EXERCISE DETAILS: Look through the records and report how many lines include the word "Samsung", with no other words.

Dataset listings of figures
<<<<

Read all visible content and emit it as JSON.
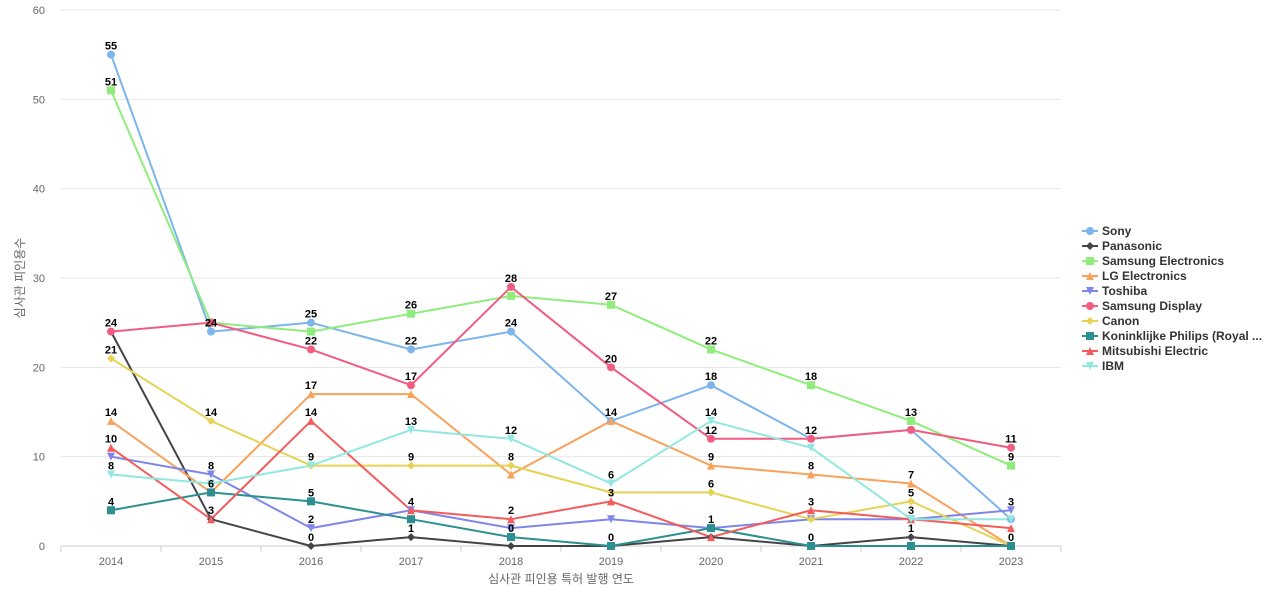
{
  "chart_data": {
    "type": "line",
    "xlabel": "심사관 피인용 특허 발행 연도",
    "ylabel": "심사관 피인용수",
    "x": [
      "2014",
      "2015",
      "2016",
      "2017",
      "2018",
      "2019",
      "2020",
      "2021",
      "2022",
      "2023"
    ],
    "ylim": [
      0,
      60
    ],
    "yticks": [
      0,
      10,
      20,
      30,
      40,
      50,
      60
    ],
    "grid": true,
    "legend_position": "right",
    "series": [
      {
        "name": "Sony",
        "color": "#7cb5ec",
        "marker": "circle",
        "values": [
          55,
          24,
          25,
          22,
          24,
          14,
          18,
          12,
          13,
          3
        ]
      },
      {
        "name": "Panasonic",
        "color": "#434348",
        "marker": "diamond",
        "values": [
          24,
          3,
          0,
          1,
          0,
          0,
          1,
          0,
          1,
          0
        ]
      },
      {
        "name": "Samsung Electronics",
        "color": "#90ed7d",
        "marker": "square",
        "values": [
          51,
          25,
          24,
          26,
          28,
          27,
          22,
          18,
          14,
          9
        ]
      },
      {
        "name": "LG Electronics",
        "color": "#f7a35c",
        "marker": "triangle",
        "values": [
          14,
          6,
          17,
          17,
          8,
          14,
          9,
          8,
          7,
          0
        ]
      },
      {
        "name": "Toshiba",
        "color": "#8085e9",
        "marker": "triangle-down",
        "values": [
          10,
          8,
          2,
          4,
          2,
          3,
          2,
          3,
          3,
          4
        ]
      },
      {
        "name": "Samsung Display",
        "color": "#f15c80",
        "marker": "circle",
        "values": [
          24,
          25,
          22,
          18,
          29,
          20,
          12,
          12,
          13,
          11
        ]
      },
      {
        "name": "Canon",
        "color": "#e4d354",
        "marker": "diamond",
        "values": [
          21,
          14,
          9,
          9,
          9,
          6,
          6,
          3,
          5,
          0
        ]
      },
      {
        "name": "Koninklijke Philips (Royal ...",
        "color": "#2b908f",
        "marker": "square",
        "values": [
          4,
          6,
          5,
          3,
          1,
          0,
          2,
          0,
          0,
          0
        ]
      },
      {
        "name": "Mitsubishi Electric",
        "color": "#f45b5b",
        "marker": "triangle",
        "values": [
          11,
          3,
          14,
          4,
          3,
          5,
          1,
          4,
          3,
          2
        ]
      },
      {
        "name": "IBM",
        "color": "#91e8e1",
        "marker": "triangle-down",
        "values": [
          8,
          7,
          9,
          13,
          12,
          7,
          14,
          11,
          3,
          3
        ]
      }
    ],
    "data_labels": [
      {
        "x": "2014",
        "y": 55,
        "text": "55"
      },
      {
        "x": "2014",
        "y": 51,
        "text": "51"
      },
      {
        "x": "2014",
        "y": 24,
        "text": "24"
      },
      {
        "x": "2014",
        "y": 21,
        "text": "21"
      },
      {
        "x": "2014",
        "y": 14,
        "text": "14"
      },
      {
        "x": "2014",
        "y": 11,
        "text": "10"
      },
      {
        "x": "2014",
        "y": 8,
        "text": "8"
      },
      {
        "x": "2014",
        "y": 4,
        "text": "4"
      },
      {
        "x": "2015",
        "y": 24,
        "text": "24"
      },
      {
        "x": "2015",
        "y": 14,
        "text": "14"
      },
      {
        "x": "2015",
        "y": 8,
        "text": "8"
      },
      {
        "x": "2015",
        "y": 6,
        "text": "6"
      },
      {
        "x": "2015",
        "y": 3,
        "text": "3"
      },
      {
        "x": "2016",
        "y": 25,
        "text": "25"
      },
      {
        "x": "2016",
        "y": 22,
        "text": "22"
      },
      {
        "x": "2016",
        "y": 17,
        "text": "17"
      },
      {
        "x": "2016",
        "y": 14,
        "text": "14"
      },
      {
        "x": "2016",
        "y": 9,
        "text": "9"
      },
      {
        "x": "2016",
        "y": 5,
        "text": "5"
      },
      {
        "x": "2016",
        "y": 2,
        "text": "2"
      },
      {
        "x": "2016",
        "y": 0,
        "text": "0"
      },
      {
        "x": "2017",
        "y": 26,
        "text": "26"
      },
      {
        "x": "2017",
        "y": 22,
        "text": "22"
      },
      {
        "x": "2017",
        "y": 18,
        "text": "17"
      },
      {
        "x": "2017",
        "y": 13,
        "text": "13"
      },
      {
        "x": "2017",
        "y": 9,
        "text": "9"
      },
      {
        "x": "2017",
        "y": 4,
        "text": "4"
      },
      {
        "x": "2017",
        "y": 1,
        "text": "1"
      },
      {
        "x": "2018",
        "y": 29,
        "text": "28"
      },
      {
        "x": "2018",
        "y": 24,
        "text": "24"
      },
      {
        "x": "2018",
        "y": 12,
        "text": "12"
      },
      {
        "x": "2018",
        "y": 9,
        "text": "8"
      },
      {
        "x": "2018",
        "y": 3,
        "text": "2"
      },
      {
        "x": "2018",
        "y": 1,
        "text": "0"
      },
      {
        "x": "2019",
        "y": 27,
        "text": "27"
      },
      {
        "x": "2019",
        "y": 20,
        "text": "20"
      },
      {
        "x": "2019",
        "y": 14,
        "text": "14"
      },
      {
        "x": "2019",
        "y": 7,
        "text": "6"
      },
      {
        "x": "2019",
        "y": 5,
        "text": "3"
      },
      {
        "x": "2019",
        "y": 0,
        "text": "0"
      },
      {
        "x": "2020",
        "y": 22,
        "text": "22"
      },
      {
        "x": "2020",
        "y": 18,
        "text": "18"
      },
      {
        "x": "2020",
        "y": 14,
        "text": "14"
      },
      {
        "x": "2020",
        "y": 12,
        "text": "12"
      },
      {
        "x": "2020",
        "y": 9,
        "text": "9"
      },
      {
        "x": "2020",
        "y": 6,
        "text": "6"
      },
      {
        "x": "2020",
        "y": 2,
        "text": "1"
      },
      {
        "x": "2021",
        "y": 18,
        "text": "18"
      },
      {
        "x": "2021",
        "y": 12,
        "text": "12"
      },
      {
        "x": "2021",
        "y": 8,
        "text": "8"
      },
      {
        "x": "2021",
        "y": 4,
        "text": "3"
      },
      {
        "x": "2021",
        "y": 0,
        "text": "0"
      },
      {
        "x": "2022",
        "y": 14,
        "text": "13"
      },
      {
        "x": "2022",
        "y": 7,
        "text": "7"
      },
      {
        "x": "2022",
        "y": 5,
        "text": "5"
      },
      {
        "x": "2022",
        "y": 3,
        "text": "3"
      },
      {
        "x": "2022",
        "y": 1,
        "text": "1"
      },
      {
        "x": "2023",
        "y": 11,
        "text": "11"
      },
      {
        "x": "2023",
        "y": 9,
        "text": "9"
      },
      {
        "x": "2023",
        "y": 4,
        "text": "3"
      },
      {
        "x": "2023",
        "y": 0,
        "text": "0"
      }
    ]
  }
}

>>>>
<<<<

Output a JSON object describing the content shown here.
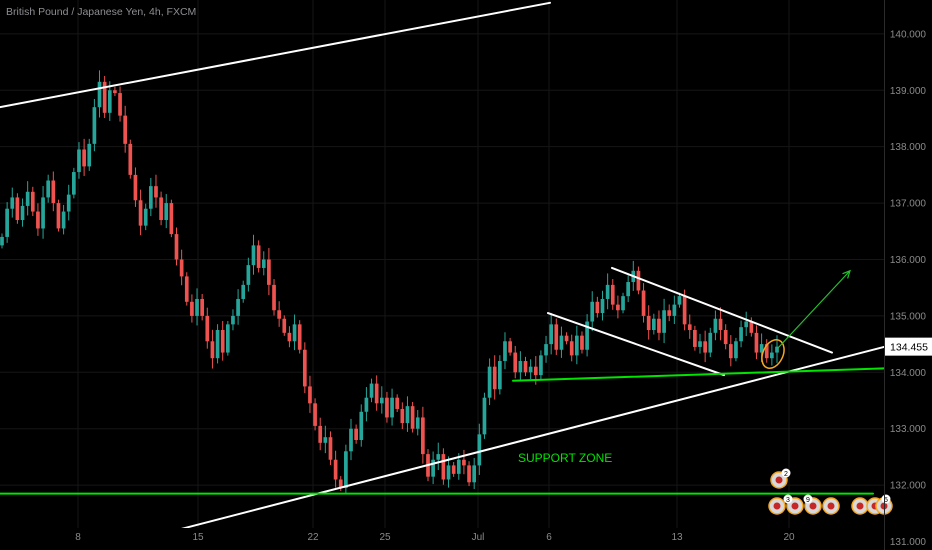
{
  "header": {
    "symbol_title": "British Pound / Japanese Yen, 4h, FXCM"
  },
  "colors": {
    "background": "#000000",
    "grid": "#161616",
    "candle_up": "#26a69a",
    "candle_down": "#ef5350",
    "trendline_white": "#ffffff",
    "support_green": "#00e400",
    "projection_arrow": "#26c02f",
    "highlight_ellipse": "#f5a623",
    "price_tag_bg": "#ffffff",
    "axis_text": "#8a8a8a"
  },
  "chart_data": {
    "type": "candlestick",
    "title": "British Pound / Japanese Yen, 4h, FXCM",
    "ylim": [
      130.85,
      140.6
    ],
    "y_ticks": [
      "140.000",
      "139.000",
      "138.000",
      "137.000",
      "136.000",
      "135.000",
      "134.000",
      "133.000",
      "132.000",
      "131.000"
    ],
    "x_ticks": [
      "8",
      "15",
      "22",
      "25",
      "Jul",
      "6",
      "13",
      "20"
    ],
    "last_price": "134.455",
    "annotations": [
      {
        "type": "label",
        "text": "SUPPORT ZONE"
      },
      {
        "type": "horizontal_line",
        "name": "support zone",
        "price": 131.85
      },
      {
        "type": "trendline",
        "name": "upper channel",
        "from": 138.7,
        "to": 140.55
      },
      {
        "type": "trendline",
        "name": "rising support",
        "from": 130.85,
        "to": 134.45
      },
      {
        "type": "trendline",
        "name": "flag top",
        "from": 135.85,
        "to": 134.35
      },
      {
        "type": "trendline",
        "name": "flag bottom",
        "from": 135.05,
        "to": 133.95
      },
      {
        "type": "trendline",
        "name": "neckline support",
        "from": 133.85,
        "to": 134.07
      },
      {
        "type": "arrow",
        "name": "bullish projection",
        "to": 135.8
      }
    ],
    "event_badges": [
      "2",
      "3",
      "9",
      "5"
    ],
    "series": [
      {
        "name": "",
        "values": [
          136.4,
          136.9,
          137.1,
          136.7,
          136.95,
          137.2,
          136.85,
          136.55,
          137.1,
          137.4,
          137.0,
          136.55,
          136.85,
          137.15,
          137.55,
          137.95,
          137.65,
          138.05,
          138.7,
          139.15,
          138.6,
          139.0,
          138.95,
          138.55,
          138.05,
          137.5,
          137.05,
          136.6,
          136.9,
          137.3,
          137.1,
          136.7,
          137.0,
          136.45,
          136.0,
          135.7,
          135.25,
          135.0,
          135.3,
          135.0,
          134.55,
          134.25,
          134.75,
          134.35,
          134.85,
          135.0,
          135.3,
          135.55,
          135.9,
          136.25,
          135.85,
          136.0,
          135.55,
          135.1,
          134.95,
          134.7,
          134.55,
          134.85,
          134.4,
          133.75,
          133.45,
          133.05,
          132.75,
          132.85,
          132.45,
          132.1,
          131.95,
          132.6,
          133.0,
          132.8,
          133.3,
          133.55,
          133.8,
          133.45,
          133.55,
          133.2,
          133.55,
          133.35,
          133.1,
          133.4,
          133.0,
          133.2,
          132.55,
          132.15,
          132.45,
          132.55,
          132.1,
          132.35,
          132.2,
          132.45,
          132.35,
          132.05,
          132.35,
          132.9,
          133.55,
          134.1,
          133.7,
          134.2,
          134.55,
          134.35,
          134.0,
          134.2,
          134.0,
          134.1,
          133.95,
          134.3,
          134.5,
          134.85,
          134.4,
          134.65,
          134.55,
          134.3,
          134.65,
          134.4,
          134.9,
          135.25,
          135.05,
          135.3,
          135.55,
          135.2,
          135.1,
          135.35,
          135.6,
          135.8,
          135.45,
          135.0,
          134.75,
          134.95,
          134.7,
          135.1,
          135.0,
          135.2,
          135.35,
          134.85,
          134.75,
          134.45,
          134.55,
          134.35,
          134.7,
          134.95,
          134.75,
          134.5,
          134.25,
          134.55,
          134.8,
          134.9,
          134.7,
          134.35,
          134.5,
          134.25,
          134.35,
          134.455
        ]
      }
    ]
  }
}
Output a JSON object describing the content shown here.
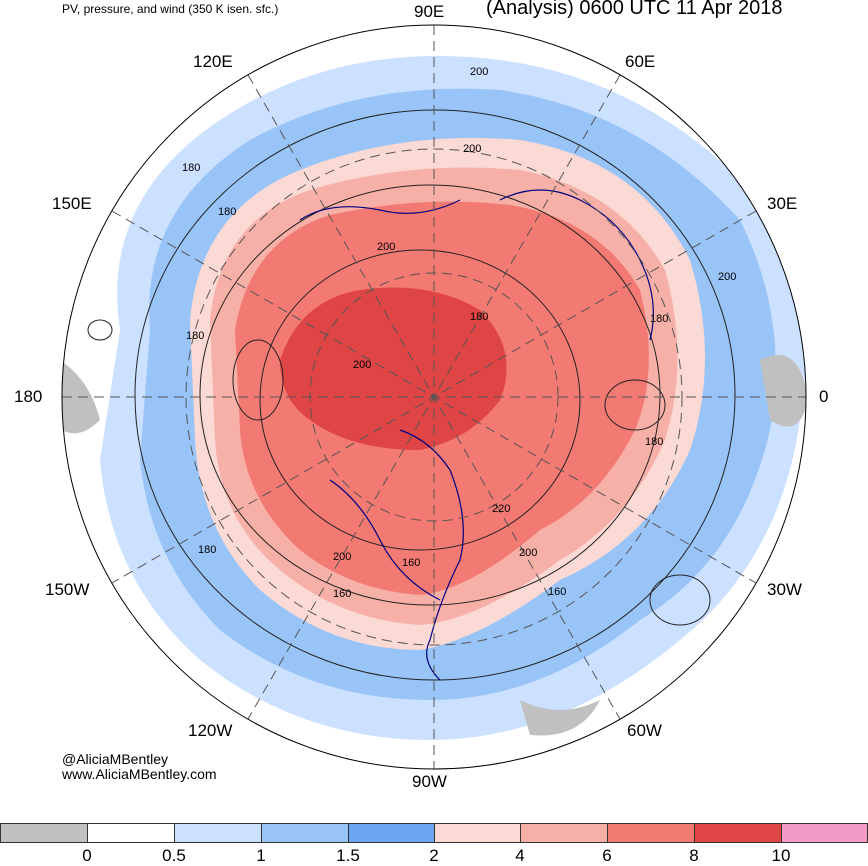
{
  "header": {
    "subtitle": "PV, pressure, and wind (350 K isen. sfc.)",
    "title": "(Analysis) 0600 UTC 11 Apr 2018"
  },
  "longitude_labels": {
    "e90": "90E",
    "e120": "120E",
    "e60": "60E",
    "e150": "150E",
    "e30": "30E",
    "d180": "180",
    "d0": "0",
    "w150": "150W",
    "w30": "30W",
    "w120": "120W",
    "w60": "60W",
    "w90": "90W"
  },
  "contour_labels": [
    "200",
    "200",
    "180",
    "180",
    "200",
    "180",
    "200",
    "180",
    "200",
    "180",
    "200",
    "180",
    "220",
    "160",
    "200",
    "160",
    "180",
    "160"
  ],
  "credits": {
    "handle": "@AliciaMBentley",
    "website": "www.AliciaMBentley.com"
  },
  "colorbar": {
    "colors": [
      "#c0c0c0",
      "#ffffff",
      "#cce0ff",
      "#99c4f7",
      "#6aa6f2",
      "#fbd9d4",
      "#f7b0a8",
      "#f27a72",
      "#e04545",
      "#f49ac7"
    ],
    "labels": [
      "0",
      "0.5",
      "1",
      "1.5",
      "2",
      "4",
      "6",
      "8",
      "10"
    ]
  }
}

>>>>

EXERCISE OUTPUT: 2